_LISTING_
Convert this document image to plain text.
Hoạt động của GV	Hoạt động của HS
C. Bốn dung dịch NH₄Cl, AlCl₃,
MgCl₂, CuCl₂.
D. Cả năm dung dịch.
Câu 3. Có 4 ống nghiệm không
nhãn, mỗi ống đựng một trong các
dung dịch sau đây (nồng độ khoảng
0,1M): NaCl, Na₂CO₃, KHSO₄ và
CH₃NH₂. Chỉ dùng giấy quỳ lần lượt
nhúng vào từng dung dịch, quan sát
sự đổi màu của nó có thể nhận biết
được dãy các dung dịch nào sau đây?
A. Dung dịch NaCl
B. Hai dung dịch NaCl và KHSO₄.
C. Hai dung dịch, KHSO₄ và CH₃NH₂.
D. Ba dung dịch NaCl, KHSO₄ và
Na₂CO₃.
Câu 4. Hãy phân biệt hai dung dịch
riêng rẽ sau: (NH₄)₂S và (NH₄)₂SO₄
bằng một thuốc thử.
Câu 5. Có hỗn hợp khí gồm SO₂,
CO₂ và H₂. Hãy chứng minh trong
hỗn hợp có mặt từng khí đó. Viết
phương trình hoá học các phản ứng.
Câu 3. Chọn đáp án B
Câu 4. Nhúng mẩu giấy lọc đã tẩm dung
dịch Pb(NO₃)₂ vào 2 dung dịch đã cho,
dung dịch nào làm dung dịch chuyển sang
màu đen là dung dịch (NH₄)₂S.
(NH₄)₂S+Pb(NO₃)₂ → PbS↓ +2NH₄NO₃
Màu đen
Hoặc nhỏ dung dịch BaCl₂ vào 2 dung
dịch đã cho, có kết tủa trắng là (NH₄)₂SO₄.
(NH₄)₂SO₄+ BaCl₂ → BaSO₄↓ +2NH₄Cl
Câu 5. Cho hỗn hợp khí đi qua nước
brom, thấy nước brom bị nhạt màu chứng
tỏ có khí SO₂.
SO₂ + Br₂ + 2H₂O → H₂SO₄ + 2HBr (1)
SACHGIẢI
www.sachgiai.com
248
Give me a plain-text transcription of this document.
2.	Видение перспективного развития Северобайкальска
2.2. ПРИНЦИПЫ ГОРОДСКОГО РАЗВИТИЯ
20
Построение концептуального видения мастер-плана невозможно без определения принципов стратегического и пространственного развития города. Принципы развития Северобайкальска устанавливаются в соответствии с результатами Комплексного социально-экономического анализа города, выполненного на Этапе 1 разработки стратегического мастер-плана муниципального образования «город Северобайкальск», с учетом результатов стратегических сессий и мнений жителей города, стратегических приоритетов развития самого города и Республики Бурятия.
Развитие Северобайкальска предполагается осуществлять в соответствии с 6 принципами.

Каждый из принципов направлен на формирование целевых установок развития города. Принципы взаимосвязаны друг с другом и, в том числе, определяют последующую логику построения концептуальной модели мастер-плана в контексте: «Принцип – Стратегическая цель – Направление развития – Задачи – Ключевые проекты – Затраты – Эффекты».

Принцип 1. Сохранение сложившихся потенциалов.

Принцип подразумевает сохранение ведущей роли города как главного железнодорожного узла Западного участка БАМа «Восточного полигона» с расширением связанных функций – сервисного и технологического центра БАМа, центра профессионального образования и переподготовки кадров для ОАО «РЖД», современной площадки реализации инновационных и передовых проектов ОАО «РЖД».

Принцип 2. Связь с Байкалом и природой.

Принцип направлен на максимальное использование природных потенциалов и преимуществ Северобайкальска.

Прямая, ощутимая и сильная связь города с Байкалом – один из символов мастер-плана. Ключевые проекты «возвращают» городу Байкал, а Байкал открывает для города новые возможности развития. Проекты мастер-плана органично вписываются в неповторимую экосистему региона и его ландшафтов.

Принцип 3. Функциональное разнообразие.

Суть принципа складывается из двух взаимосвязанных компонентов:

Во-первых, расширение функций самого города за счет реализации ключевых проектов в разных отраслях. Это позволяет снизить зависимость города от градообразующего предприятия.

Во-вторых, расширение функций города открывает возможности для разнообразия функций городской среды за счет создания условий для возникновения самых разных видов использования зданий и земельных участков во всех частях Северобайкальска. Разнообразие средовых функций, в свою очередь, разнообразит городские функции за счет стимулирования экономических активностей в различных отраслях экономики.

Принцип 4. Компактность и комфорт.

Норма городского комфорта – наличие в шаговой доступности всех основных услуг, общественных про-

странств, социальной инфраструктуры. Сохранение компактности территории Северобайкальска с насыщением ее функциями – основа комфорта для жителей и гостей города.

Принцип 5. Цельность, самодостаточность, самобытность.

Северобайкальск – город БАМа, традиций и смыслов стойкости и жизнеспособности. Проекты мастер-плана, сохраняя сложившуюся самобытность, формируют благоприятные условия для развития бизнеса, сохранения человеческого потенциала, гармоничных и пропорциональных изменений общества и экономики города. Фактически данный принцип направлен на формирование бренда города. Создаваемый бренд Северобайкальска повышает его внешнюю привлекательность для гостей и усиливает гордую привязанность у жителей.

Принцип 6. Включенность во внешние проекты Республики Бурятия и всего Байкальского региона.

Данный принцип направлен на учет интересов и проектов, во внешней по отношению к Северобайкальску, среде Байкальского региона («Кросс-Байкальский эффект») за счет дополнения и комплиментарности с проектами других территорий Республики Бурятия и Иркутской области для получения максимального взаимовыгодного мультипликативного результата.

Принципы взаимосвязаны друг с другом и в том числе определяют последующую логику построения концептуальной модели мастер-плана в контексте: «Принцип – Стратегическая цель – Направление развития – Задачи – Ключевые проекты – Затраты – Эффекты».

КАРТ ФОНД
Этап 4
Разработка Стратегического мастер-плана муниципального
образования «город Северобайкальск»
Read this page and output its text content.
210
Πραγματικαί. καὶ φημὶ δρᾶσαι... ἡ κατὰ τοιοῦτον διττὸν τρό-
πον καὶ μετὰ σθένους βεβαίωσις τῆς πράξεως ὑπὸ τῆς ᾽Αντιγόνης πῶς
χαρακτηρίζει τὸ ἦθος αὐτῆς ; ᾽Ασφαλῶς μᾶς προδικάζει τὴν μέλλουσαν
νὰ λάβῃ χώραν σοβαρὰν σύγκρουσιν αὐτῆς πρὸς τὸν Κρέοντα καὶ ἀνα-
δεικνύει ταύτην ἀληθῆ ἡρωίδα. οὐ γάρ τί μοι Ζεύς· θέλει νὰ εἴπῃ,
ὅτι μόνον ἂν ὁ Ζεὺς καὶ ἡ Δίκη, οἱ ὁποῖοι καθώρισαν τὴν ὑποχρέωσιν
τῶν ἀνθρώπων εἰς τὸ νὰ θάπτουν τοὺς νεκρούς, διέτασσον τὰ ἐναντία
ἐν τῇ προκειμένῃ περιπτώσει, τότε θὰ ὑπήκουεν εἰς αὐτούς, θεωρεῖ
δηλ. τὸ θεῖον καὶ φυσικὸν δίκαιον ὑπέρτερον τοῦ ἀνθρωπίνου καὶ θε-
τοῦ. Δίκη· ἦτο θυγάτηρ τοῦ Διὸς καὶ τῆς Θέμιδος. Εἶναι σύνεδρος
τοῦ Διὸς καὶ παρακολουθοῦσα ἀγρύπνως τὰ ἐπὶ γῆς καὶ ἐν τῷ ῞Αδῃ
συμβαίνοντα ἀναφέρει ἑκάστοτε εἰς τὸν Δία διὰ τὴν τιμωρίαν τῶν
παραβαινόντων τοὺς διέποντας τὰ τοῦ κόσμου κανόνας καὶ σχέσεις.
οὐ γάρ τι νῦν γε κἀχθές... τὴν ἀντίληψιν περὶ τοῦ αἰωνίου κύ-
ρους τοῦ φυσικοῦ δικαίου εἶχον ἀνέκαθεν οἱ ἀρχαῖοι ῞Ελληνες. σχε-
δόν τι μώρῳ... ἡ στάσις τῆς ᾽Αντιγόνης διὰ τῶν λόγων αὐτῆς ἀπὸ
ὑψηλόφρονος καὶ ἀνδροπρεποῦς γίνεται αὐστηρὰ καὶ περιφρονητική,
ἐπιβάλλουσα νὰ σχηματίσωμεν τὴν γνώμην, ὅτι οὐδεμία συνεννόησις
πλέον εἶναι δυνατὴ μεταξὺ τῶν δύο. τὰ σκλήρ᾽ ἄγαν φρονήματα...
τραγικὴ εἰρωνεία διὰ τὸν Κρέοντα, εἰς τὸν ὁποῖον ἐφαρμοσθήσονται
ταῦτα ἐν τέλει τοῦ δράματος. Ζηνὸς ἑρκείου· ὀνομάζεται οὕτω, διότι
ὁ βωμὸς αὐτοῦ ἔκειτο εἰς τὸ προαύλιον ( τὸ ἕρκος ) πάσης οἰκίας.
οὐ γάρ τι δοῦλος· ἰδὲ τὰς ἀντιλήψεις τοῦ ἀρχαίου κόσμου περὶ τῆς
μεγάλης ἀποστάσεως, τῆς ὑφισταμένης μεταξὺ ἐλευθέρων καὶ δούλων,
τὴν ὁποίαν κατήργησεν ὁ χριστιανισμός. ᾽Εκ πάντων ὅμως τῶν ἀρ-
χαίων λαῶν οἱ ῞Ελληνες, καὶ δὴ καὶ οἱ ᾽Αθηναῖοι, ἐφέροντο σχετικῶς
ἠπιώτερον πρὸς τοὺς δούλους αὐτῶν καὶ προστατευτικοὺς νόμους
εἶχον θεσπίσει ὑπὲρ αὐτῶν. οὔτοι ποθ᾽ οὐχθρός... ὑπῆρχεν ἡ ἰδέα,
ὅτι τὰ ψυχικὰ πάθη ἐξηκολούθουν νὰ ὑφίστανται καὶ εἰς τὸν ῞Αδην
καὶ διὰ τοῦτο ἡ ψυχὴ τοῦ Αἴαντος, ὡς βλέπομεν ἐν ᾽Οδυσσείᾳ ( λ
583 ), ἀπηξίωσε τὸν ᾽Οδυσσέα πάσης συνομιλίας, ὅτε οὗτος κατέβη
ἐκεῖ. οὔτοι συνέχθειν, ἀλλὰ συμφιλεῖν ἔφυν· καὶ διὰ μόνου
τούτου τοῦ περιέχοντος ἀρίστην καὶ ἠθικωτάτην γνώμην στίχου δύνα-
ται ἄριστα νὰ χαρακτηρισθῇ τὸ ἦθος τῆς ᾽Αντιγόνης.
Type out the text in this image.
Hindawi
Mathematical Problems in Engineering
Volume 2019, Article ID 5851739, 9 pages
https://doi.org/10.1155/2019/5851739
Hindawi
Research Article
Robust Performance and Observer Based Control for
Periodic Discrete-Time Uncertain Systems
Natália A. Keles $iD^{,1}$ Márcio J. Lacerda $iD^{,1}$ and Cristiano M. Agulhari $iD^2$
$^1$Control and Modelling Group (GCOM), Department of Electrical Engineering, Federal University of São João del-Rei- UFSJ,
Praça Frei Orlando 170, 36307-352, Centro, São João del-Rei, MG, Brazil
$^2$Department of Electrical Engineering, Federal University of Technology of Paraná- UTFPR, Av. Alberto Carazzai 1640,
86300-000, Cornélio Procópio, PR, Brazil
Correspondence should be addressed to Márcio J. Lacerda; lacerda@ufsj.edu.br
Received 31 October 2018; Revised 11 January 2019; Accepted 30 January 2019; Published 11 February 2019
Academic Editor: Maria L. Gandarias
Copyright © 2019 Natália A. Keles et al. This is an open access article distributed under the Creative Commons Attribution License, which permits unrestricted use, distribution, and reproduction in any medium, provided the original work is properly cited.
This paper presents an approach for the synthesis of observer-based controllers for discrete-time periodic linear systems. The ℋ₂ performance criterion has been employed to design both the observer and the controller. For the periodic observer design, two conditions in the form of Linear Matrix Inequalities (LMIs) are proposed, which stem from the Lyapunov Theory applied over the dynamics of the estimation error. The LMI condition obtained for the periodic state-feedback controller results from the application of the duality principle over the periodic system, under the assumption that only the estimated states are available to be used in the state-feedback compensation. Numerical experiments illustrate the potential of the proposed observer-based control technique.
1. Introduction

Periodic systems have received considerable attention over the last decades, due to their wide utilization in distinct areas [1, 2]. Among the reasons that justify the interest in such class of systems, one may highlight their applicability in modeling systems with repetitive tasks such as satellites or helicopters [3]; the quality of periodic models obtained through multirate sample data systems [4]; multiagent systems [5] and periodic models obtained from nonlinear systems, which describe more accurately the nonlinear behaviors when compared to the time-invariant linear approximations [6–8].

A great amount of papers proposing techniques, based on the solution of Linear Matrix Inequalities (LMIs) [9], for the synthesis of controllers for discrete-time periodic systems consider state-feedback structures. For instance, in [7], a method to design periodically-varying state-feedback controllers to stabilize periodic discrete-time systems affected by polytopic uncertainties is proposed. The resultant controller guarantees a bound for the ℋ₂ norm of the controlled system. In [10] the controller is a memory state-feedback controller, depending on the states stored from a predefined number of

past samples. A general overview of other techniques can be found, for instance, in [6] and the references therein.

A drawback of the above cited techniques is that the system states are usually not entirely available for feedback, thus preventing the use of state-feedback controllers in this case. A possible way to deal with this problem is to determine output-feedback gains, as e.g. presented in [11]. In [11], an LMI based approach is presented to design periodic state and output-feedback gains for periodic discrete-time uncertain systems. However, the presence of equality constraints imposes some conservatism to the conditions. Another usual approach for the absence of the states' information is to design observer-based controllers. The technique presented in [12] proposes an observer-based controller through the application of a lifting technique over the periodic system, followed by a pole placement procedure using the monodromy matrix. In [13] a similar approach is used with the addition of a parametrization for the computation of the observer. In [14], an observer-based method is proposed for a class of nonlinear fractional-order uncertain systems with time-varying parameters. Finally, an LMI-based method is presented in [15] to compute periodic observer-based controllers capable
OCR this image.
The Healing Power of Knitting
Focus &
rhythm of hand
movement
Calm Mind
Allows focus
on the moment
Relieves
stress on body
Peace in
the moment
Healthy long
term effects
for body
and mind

_AIM OF THE EXERCISE_
Take the line that contains "OCR this image." and each line after it down to the last of the records, and retype them exactly; add nothing else.

_FULL OUTPUT_
OCR this image.
The Healing Power of Knitting
Focus &
rhythm of hand
movement
Calm Mind
Allows focus
on the moment
Relieves
stress on body
Peace in
the moment
Healthy long
term effects
for body
and mind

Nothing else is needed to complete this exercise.